[BEGIN]
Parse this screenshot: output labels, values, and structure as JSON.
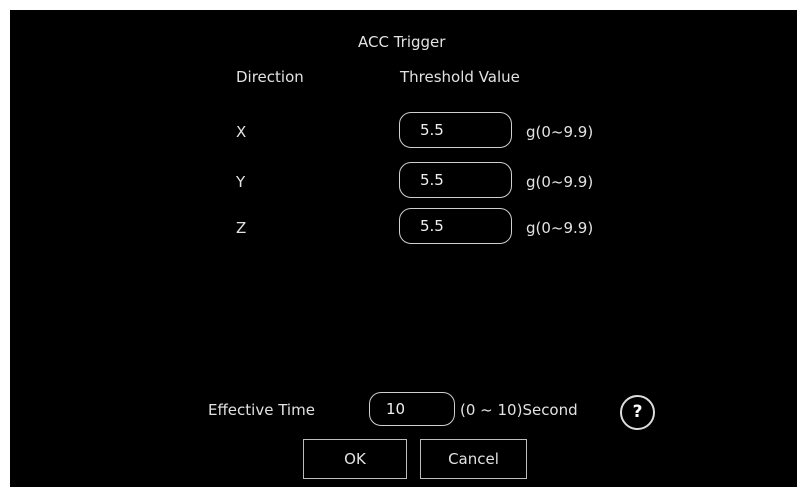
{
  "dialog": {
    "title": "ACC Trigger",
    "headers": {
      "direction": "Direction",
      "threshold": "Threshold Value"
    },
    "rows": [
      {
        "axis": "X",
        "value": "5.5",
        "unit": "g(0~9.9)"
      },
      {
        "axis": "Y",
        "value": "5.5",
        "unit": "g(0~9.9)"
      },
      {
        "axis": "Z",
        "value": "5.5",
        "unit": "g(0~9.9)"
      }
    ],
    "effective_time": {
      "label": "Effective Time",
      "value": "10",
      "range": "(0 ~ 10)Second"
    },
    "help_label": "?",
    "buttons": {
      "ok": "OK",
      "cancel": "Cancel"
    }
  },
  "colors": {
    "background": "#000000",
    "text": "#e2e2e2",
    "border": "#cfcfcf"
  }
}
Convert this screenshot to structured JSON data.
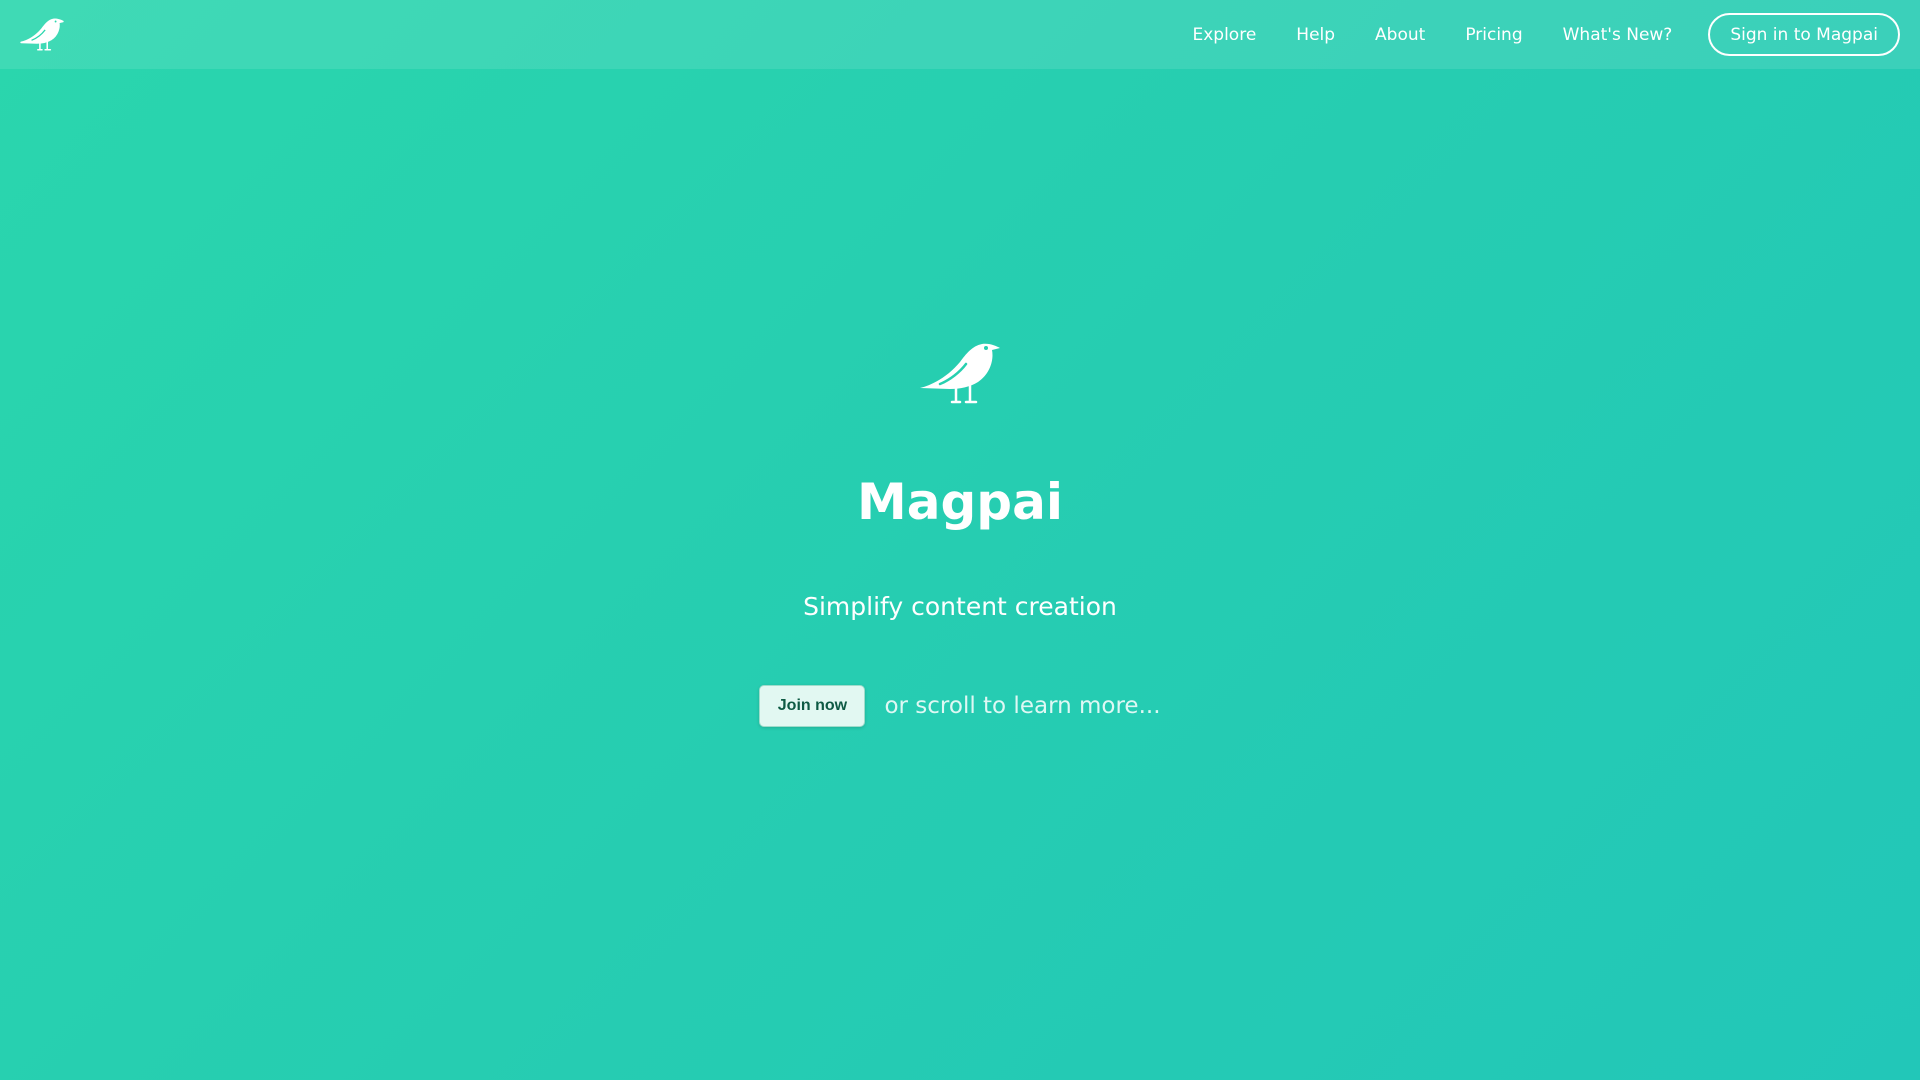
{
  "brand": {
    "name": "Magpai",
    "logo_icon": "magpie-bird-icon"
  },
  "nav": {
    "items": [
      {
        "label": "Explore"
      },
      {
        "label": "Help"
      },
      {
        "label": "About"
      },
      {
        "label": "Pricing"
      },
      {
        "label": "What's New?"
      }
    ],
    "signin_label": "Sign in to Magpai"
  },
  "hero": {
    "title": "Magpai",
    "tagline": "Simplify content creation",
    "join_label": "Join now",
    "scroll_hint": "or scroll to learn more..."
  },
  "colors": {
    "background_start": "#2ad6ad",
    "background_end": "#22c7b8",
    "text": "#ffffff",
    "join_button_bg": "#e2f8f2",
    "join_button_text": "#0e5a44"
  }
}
[END]
Using the records given above, list every line that includes the word "Magpai".

The result =>
    "name": "Magpai",
    "signin_label": "Sign in to Magpai"
    "title": "Magpai",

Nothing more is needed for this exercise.